====== Task data ======

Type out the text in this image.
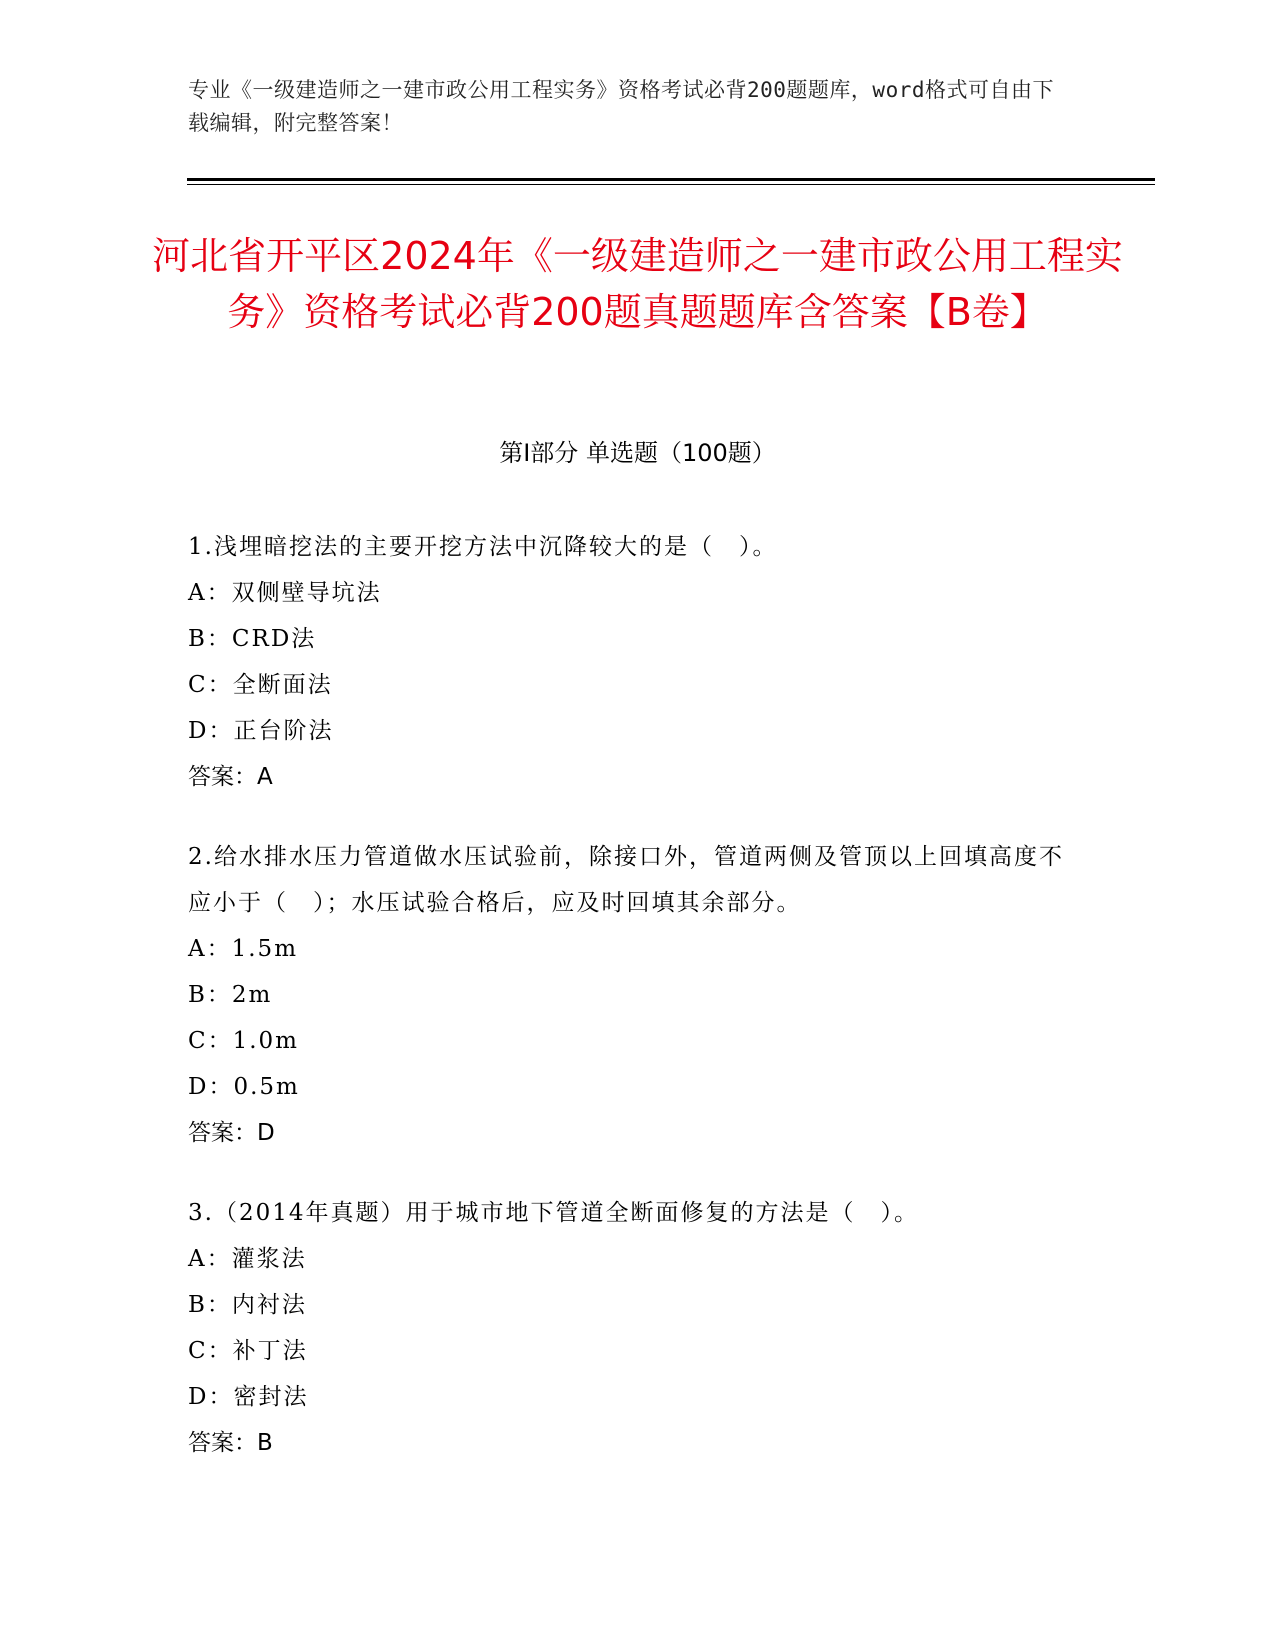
专业《一级建造师之一建市政公用工程实务》资格考试必背200题题库，word格式可自由下载编辑，附完整答案！
河北省开平区2024年《一级建造师之一建市政公用工程实务》资格考试必背200题真题题库含答案【B卷】
第Ⅰ部分 单选题（100题）

1.浅埋暗挖法的主要开挖方法中沉降较大的是（　）。

A：双侧壁导坑法

B：CRD法

C：全断面法

D：正台阶法

答案：A

2.给水排水压力管道做水压试验前，除接口外，管道两侧及管顶以上回填高度不应小于（　）；水压试验合格后，应及时回填其余部分。

A：1.5m

B：2m

C：1.0m

D：0.5m

答案：D

3.（2014年真题）用于城市地下管道全断面修复的方法是（　）。

A：灌浆法

B：内衬法

C：补丁法

D：密封法

答案：B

======

> **The task**:
Would you return the data exactly as written, without the pictures?

> **Answer below**:
Type out the text in this image.
专业《一级建造师之一建市政公用工程实务》资格考试必背200题题库，word格式可自由下载编辑，附完整答案！
河北省开平区2024年《一级建造师之一建市政公用工程实务》资格考试必背200题真题题库含答案【B卷】
第Ⅰ部分 单选题（100题）

1.浅埋暗挖法的主要开挖方法中沉降较大的是（　）。

A：双侧壁导坑法

B：CRD法

C：全断面法

D：正台阶法

答案：A

2.给水排水压力管道做水压试验前，除接口外，管道两侧及管顶以上回填高度不应小于（　）；水压试验合格后，应及时回填其余部分。

A：1.5m

B：2m

C：1.0m

D：0.5m

答案：D

3.（2014年真题）用于城市地下管道全断面修复的方法是（　）。

A：灌浆法

B：内衬法

C：补丁法

D：密封法

答案：B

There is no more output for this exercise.